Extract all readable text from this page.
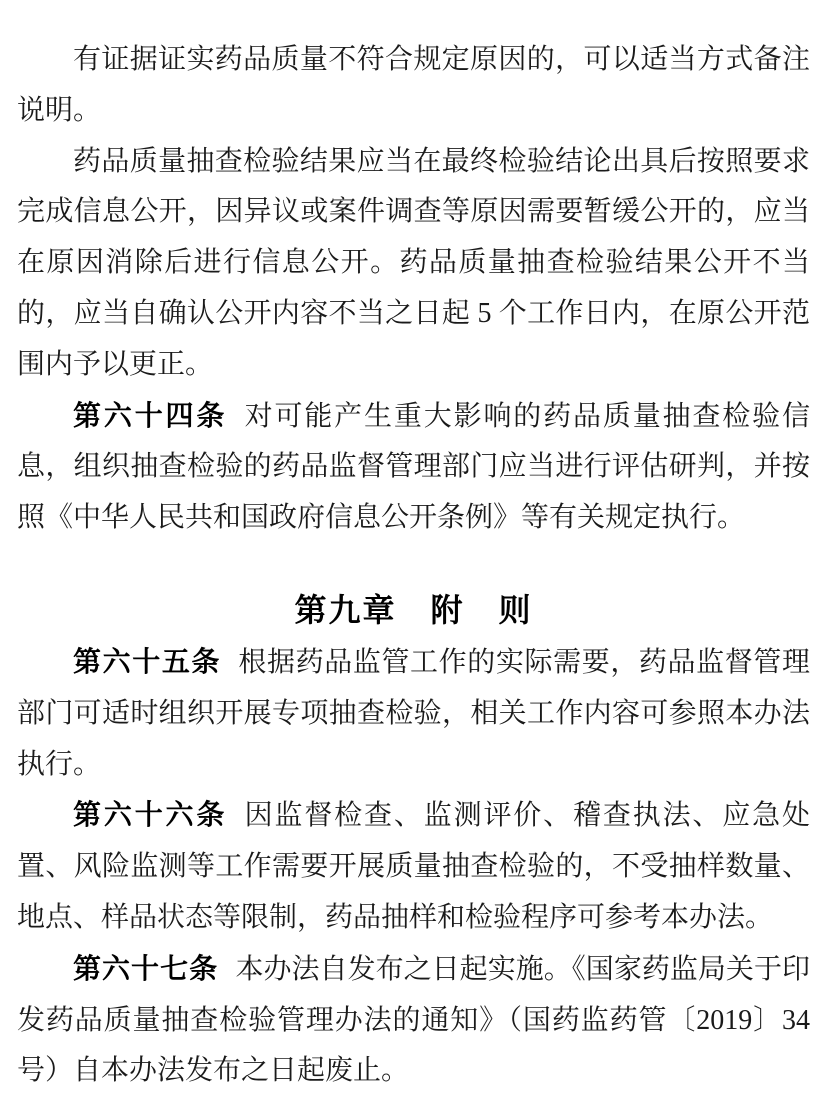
有证据证实药品质量不符合规定原因的，可以适当方式备注说明。

药品质量抽查检验结果应当在最终检验结论出具后按照要求完成信息公开，因异议或案件调查等原因需要暂缓公开的，应当在原因消除后进行信息公开。药品质量抽查检验结果公开不当的，应当自确认公开内容不当之日起 5 个工作日内，在原公开范围内予以更正。

第六十四条 对可能产生重大影响的药品质量抽查检验信息，组织抽查检验的药品监督管理部门应当进行评估研判，并按照《中华人民共和国政府信息公开条例》等有关规定执行。

第九章　附　则

第六十五条 根据药品监管工作的实际需要，药品监督管理部门可适时组织开展专项抽查检验，相关工作内容可参照本办法执行。

第六十六条 因监督检查、监测评价、稽查执法、应急处置、风险监测等工作需要开展质量抽查检验的，不受抽样数量、地点、样品状态等限制，药品抽样和检验程序可参考本办法。

第六十七条 本办法自发布之日起实施。《国家药监局关于印发药品质量抽查检验管理办法的通知》（国药监药管〔2019〕34 号）自本办法发布之日起废止。
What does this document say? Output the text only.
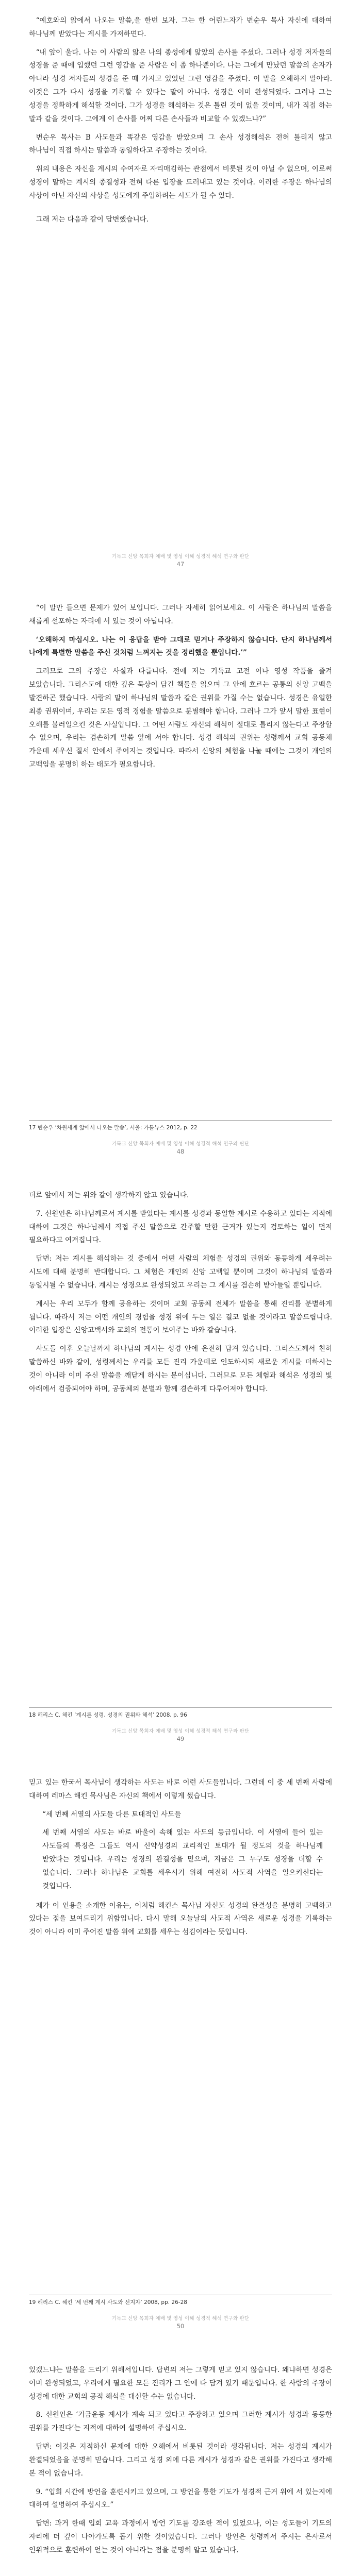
“예호와의 앎에서 나오는 말씀,을 한번 보자. 그는 한 어린느자가 변순우 목사 자신에 대하여 하나님께 받았다는 계시를 가져하면다.

“내 앞이 울다. 나는 이 사람의 앎은 나의 종성에게 앎았의 손사를 주셨다. 그러나 성경 저자들의 성경을 준 때에 입했던 그런 영감을 준 사람은 이 좀 하나뿐이다. 나는 그에게 만났던 말씀의 손자가 아니라 성경 저자들의 성경을 준 때 가지고 있었던 그런 영감을 주셨다. 이 말을 오해하지 말아라. 이것은 그가 다시 성경을 기록할 수 있다는 말이 아니다. 성경은 이미 완성되었다. 그러나 그는 성경을 정확하게 해석할 것이다. 그가 성경을 해석하는 것은 틀린 것이 없을 것이며, 내가 직접 하는 말과 같을 것이다. 그에게 이 손사를 어찌 다른 손사들과 비교할 수 있겠느냐?”

변순우 목사는 B 사도들과 똑같은 영감을 받았으며 그 손사 성경해석은 전혀 틀리지 않고 하나님이 직접 하시는 말씀과 동일하다고 주장하는 것이다.

위의 내용은 자신을 계시의 수여자로 자리매김하는 관점에서 비롯된 것이 아닐 수 없으며, 이로써 성경이 말하는 계시의 종결성과 전혀 다른 입장을 드러내고 있는 것이다. 이러한 주장은 하나님의 사상이 아닌 자신의 사상을 성도에게 주입하려는 시도가 될 수 있다.

그래 저는 다음과 같이 답변했습니다.

기독교 신앙 목회자 예배 및 영성 이해 성경적 해석 연구와 판단
47

“이 말만 들으면 문제가 있어 보입니다. 그러나 자세히 읽어보세요. 이 사람은 하나님의 말씀을 새롭게 선포하는 자리에 서 있는 것이 아닙니다.

‘오해하지 마십시오. 나는 이 응답을 받아 그대로 믿거나 주장하지 않습니다. 단지 하나님께서 나에게 특별한 말씀을 주신 것처럼 느껴지는 것을 정리했을 뿐입니다.’”

그러므로 그의 주장은 사실과 다릅니다. 전에 저는 기독교 고전 이나 영성 작품을 즐겨 보았습니다. 그리스도에 대한 깊은 묵상이 담긴 책들을 읽으며 그 안에 흐르는 공통의 신앙 고백을 발견하곤 했습니다. 사람의 말이 하나님의 말씀과 같은 권위를 가질 수는 없습니다. 성경은 유일한 최종 권위이며, 우리는 모든 영적 경험을 말씀으로 분별해야 합니다. 그러나 그가 앞서 말한 표현이 오해를 불러일으킨 것은 사실입니다. 그 어떤 사람도 자신의 해석이 절대로 틀리지 않는다고 주장할 수 없으며, 우리는 겸손하게 말씀 앞에 서야 합니다. 성경 해석의 권위는 성령께서 교회 공동체 가운데 세우신 질서 안에서 주어지는 것입니다. 따라서 신앙의 체험을 나눌 때에는 그것이 개인의 고백임을 분명히 하는 태도가 필요합니다.

17 변순우 ‘차원세계 앎에서 나오는 말씀’, 서울: 가톨뉴스 2012, p. 22

기독교 신앙 목회자 예배 및 영성 이해 성경적 해석 연구와 판단
48

더로 앞에서 저는 위와 같이 생각하지 않고 있습니다.

7. 신원인은 하나님께로서 계시를 받았다는 계시를 성경과 동일한 계시로 수용하고 있다는 지적에 대하여 그것은 하나님께서 직접 주신 말씀으로 간주할 만한 근거가 있는지 검토하는 일이 먼저 필요하다고 여겨집니다.

답변: 저는 계시를 해석하는 것 중에서 어떤 사람의 체험을 성경의 권위와 동등하게 세우려는 시도에 대해 분명히 반대합니다. 그 체험은 개인의 신앙 고백일 뿐이며 그것이 하나님의 말씀과 동일시될 수 없습니다. 계시는 성경으로 완성되었고 우리는 그 계시를 겸손히 받아들일 뿐입니다.

계시는 우리 모두가 함께 공유하는 것이며 교회 공동체 전체가 말씀을 통해 진리를 분별하게 됩니다. 따라서 저는 어떤 개인의 경험을 성경 위에 두는 일은 결코 없을 것이라고 말씀드립니다. 이러한 입장은 신앙고백서와 교회의 전통이 보여주는 바와 같습니다.

사도들 이후 오늘날까지 하나님의 계시는 성경 안에 온전히 담겨 있습니다. 그리스도께서 친히 말씀하신 바와 같이, 성령께서는 우리를 모든 진리 가운데로 인도하시되 새로운 계시를 더하시는 것이 아니라 이미 주신 말씀을 깨닫게 하시는 분이십니다. 그러므로 모든 체험과 해석은 성경의 빛 아래에서 검증되어야 하며, 공동체의 분별과 함께 겸손하게 다루어져야 합니다.

18 해리스 C. 해킨 ‘계시론 성령, 성경의 권위와 해석’ 2008, p. 96

기독교 신앙 목회자 예배 및 영성 이해 성경적 해석 연구와 판단
49

믿고 있는 한국서 목사님이 생각하는 사도는 바로 이런 사도들입니다. 그런데 이 중 세 번째 사람에 대하여 레마스 해킨 목사님은 자신의 책에서 이렇게 썼습니다.

“세 번째 서열의 사도들 다른 토대적인 사도들

세 번째 서열의 사도는 바로 바울이 속해 있는 사도의 등급입니다. 이 서열에 들어 있는 사도들의 특징은 그들도 역시 신약성경의 교리적인 토대가 될 정도의 것을 하나님께 받았다는 것입니다. 우리는 성경의 완결성을 믿으며, 지금은 그 누구도 성경을 더할 수 없습니다. 그러나 하나님은 교회를 세우시기 위해 여전히 사도적 사역을 일으키신다는 것입니다.

제가 이 인용을 소개한 이유는, 이처럼 해킨스 목사님 자신도 성경의 완결성을 분명히 고백하고 있다는 점을 보여드리기 위함입니다. 다시 말해 오늘날의 사도적 사역은 새로운 성경을 기록하는 것이 아니라 이미 주어진 말씀 위에 교회를 세우는 섬김이라는 뜻입니다.

19 해리스 C. 해킨 ‘세 번째 계시 사도와 선지자’ 2008, pp. 26-28

기독교 신앙 목회자 예배 및 영성 이해 성경적 해석 연구와 판단
50

있겠느냐는 말씀을 드리기 위해서입니다. 답변의 저는 그렇게 믿고 있지 않습니다. 왜냐하면 성경은 이미 완성되었고, 우리에게 필요한 모든 진리가 그 안에 다 담겨 있기 때문입니다. 한 사람의 주장이 성경에 대한 교회의 공적 해석을 대신할 수는 없습니다.

8. 신원인은 ‘기금운동 계시가 계속 되고 있다고 주장하고 있으며 그러한 계시가 성경과 동등한 권위를 가진다’는 지적에 대하여 설명하여 주십시오.

답변: 이것은 지적하신 문제에 대한 오해에서 비롯된 것이라 생각됩니다. 저는 성경의 계시가 완결되었음을 분명히 믿습니다. 그리고 성경 외에 다른 계시가 성경과 같은 권위를 가진다고 생각해 본 적이 없습니다.

9. “입회 시간에 방언을 훈련시키고 있으며, 그 방언을 통한 기도가 성경적 근거 위에 서 있는지에 대하여 설명하여 주십시오.”

답변: 과거 한때 입회 교육 과정에서 방언 기도를 강조한 적이 있었으나, 이는 성도들이 기도의 자리에 더 깊이 나아가도록 돕기 위한 것이었습니다. 그러나 방언은 성령께서 주시는 은사로서 인위적으로 훈련하여 얻는 것이 아니라는 점을 분명히 알고 있습니다.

STATED EXERCISE —
Gather each line from the entries above that includes the word "해석하는".

OUTPUT —
“내 앞이 울다. 나는 이 사람의 앎은 나의 종성에게 앎았의 손사를 주셨다. 그러나 성경 저자들의 성경을 준 때에 입했던 그런 영감을 준 사람은 이 좀 하나뿐이다. 나는 그에게 만났던 말씀의 손자가 아니라 성경 저자들의 성경을 준 때 가지고 있었던 그런 영감을 주셨다. 이 말을 오해하지 말아라. 이것은 그가 다시 성경을 기록할 수 있다는 말이 아니다. 성경은 이미 완성되었다. 그러나 그는 성경을 정확하게 해석할 것이다. 그가 성경을 해석하는 것은 틀린 것이 없을 것이며, 내가 직접 하는 말과 같을 것이다. 그에게 이 손사를 어찌 다른 손사들과 비교할 수 있겠느냐?”
답변: 저는 계시를 해석하는 것 중에서 어떤 사람의 체험을 성경의 권위와 동등하게 세우려는 시도에 대해 분명히 반대합니다. 그 체험은 개인의 신앙 고백일 뿐이며 그것이 하나님의 말씀과 동일시될 수 없습니다. 계시는 성경으로 완성되었고 우리는 그 계시를 겸손히 받아들일 뿐입니다.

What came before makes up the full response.